__Directions for this task__
Restate, word for word, all of the material shown below.

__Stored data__
= = = =
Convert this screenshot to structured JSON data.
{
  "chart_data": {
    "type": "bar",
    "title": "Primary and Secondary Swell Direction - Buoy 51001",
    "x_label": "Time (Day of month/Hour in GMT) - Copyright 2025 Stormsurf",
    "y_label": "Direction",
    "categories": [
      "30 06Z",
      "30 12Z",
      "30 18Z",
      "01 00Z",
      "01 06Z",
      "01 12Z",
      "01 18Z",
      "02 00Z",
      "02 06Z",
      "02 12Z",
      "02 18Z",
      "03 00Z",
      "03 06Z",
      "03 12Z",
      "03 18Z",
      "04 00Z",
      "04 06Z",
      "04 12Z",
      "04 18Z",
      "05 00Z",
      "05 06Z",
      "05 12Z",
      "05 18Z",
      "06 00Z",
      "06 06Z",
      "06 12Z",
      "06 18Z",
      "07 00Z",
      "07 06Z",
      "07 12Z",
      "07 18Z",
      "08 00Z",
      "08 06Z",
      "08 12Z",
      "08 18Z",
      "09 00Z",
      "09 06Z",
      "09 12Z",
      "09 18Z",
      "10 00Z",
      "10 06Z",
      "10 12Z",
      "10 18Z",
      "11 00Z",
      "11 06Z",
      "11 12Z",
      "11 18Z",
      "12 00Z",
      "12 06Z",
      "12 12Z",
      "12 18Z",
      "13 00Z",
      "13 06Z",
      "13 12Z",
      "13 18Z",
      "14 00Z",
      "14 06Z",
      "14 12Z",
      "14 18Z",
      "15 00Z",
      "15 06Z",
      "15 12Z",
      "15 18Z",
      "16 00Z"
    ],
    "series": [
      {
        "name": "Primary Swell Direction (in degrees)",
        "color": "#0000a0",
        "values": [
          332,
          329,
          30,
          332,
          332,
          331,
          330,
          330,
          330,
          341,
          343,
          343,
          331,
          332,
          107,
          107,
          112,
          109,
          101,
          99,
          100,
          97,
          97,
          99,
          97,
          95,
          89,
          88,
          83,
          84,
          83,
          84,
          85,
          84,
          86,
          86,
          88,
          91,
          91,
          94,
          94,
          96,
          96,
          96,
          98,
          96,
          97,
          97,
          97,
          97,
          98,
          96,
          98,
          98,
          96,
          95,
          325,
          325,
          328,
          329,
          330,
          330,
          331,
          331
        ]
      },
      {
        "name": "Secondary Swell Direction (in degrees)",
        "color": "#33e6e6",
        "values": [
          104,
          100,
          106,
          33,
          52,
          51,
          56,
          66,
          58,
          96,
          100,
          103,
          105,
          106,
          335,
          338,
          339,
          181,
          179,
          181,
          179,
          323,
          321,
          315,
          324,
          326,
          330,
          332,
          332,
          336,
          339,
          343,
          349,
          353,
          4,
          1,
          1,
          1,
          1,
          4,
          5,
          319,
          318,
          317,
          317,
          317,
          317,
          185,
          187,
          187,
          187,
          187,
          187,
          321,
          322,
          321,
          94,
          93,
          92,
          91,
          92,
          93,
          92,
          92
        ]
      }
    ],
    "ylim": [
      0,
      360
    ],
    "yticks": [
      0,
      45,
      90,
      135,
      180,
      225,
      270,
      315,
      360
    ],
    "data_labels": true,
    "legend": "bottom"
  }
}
= = = =
__Answer to this problem__
Convert this screenshot to structured JSON data.
{
  "chart_data": {
    "type": "bar",
    "title": "Primary and Secondary Swell Direction - Buoy 51001",
    "x_label": "Time (Day of month/Hour in GMT) - Copyright 2025 Stormsurf",
    "y_label": "Direction",
    "categories": [
      "30 06Z",
      "30 12Z",
      "30 18Z",
      "01 00Z",
      "01 06Z",
      "01 12Z",
      "01 18Z",
      "02 00Z",
      "02 06Z",
      "02 12Z",
      "02 18Z",
      "03 00Z",
      "03 06Z",
      "03 12Z",
      "03 18Z",
      "04 00Z",
      "04 06Z",
      "04 12Z",
      "04 18Z",
      "05 00Z",
      "05 06Z",
      "05 12Z",
      "05 18Z",
      "06 00Z",
      "06 06Z",
      "06 12Z",
      "06 18Z",
      "07 00Z",
      "07 06Z",
      "07 12Z",
      "07 18Z",
      "08 00Z",
      "08 06Z",
      "08 12Z",
      "08 18Z",
      "09 00Z",
      "09 06Z",
      "09 12Z",
      "09 18Z",
      "10 00Z",
      "10 06Z",
      "10 12Z",
      "10 18Z",
      "11 00Z",
      "11 06Z",
      "11 12Z",
      "11 18Z",
      "12 00Z",
      "12 06Z",
      "12 12Z",
      "12 18Z",
      "13 00Z",
      "13 06Z",
      "13 12Z",
      "13 18Z",
      "14 00Z",
      "14 06Z",
      "14 12Z",
      "14 18Z",
      "15 00Z",
      "15 06Z",
      "15 12Z",
      "15 18Z",
      "16 00Z"
    ],
    "series": [
      {
        "name": "Primary Swell Direction (in degrees)",
        "color": "#0000a0",
        "values": [
          332,
          329,
          30,
          332,
          332,
          331,
          330,
          330,
          330,
          341,
          343,
          343,
          331,
          332,
          107,
          107,
          112,
          109,
          101,
          99,
          100,
          97,
          97,
          99,
          97,
          95,
          89,
          88,
          83,
          84,
          83,
          84,
          85,
          84,
          86,
          86,
          88,
          91,
          91,
          94,
          94,
          96,
          96,
          96,
          98,
          96,
          97,
          97,
          97,
          97,
          98,
          96,
          98,
          98,
          96,
          95,
          325,
          325,
          328,
          329,
          330,
          330,
          331,
          331
        ]
      },
      {
        "name": "Secondary Swell Direction (in degrees)",
        "color": "#33e6e6",
        "values": [
          104,
          100,
          106,
          33,
          52,
          51,
          56,
          66,
          58,
          96,
          100,
          103,
          105,
          106,
          335,
          338,
          339,
          181,
          179,
          181,
          179,
          323,
          321,
          315,
          324,
          326,
          330,
          332,
          332,
          336,
          339,
          343,
          349,
          353,
          4,
          1,
          1,
          1,
          1,
          4,
          5,
          319,
          318,
          317,
          317,
          317,
          317,
          185,
          187,
          187,
          187,
          187,
          187,
          321,
          322,
          321,
          94,
          93,
          92,
          91,
          92,
          93,
          92,
          92
        ]
      }
    ],
    "ylim": [
      0,
      360
    ],
    "yticks": [
      0,
      45,
      90,
      135,
      180,
      225,
      270,
      315,
      360
    ],
    "data_labels": true,
    "legend": "bottom"
  }
}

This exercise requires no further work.